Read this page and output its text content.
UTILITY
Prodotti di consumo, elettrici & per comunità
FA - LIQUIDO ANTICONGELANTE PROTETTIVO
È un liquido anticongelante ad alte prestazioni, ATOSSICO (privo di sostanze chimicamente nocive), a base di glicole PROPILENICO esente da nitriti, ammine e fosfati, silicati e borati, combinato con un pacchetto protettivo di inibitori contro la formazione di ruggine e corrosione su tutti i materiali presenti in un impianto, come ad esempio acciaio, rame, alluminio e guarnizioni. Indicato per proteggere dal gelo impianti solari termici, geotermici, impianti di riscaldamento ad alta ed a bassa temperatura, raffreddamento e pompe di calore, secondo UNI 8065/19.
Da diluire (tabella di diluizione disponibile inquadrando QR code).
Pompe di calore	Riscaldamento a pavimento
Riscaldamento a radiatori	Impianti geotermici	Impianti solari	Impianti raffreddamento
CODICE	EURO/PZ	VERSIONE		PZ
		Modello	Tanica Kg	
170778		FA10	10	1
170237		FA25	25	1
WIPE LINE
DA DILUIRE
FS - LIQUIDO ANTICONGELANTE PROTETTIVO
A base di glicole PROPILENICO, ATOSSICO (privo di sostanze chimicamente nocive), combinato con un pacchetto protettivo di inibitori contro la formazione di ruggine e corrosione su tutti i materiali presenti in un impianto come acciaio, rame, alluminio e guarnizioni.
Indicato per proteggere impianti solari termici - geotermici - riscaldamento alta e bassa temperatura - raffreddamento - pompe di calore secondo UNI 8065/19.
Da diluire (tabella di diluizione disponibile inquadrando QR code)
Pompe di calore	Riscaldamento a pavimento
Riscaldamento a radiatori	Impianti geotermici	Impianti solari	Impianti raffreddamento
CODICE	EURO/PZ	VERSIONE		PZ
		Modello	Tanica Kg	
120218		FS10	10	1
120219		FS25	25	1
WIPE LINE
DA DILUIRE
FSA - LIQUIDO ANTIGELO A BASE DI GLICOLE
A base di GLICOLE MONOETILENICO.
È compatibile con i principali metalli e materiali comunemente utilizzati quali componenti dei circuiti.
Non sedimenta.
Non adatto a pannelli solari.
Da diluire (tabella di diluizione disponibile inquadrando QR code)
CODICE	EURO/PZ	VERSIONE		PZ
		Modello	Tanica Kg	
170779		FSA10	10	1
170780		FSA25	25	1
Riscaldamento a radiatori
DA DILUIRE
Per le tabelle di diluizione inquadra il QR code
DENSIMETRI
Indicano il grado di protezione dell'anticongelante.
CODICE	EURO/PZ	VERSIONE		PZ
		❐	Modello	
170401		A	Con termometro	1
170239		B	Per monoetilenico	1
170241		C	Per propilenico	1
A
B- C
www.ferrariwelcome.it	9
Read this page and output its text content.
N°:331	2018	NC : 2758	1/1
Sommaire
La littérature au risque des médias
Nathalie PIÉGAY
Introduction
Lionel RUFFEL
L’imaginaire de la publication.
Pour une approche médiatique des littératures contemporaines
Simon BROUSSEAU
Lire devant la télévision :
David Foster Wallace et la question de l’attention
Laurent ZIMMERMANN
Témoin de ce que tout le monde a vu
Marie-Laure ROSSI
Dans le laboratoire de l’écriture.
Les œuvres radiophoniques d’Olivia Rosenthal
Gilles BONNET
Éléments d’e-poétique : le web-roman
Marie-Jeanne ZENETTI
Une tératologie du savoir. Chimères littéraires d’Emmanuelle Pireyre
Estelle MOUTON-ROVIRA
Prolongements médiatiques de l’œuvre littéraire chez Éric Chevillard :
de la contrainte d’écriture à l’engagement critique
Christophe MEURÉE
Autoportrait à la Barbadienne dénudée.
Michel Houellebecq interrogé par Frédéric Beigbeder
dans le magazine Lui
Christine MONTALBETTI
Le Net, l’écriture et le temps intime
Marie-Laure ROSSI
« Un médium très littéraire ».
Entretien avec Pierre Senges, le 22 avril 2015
• • • • •
→ **AIM**
Word for word, quote all of the data above.

→ **SOLUTION TO THE PROBLEM**
Read this page and output its text content.
UTILITY
Prodotti di consumo, elettrici & per comunità
FA - LIQUIDO ANTICONGELANTE PROTETTIVO
È un liquido anticongelante ad alte prestazioni, ATOSSICO (privo di sostanze chimicamente nocive), a base di glicole PROPILENICO esente da nitriti, ammine e fosfati, silicati e borati, combinato con un pacchetto protettivo di inibitori contro la formazione di ruggine e corrosione su tutti i materiali presenti in un impianto, come ad esempio acciaio, rame, alluminio e guarnizioni. Indicato per proteggere dal gelo impianti solari termici, geotermici, impianti di riscaldamento ad alta ed a bassa temperatura, raffreddamento e pompe di calore, secondo UNI 8065/19.
Da diluire (tabella di diluizione disponibile inquadrando QR code).
Pompe di calore	Riscaldamento a pavimento
Riscaldamento a radiatori	Impianti geotermici	Impianti solari	Impianti raffreddamento
CODICE	EURO/PZ	VERSIONE		PZ
		Modello	Tanica Kg	
170778		FA10	10	1
170237		FA25	25	1
WIPE LINE
DA DILUIRE
FS - LIQUIDO ANTICONGELANTE PROTETTIVO
A base di glicole PROPILENICO, ATOSSICO (privo di sostanze chimicamente nocive), combinato con un pacchetto protettivo di inibitori contro la formazione di ruggine e corrosione su tutti i materiali presenti in un impianto come acciaio, rame, alluminio e guarnizioni.
Indicato per proteggere impianti solari termici - geotermici - riscaldamento alta e bassa temperatura - raffreddamento - pompe di calore secondo UNI 8065/19.
Da diluire (tabella di diluizione disponibile inquadrando QR code)
Pompe di calore	Riscaldamento a pavimento
Riscaldamento a radiatori	Impianti geotermici	Impianti solari	Impianti raffreddamento
CODICE	EURO/PZ	VERSIONE		PZ
		Modello	Tanica Kg	
120218		FS10	10	1
120219		FS25	25	1
WIPE LINE
DA DILUIRE
FSA - LIQUIDO ANTIGELO A BASE DI GLICOLE
A base di GLICOLE MONOETILENICO.
È compatibile con i principali metalli e materiali comunemente utilizzati quali componenti dei circuiti.
Non sedimenta.
Non adatto a pannelli solari.
Da diluire (tabella di diluizione disponibile inquadrando QR code)
CODICE	EURO/PZ	VERSIONE		PZ
		Modello	Tanica Kg	
170779		FSA10	10	1
170780		FSA25	25	1
Riscaldamento a radiatori
DA DILUIRE
Per le tabelle di diluizione inquadra il QR code
DENSIMETRI
Indicano il grado di protezione dell'anticongelante.
CODICE	EURO/PZ	VERSIONE		PZ
		❐	Modello	
170401		A	Con termometro	1
170239		B	Per monoetilenico	1
170241		C	Per propilenico	1
A
B- C
www.ferrariwelcome.it	9
Read this page and output its text content.
N°:331	2018	NC : 2758	1/1
Sommaire
La littérature au risque des médias
Nathalie PIÉGAY
Introduction
Lionel RUFFEL
L’imaginaire de la publication.
Pour une approche médiatique des littératures contemporaines
Simon BROUSSEAU
Lire devant la télévision :
David Foster Wallace et la question de l’attention
Laurent ZIMMERMANN
Témoin de ce que tout le monde a vu
Marie-Laure ROSSI
Dans le laboratoire de l’écriture.
Les œuvres radiophoniques d’Olivia Rosenthal
Gilles BONNET
Éléments d’e-poétique : le web-roman
Marie-Jeanne ZENETTI
Une tératologie du savoir. Chimères littéraires d’Emmanuelle Pireyre
Estelle MOUTON-ROVIRA
Prolongements médiatiques de l’œuvre littéraire chez Éric Chevillard :
de la contrainte d’écriture à l’engagement critique
Christophe MEURÉE
Autoportrait à la Barbadienne dénudée.
Michel Houellebecq interrogé par Frédéric Beigbeder
dans le magazine Lui
Christine MONTALBETTI
Le Net, l’écriture et le temps intime
Marie-Laure ROSSI
« Un médium très littéraire ».
Entretien avec Pierre Senges, le 22 avril 2015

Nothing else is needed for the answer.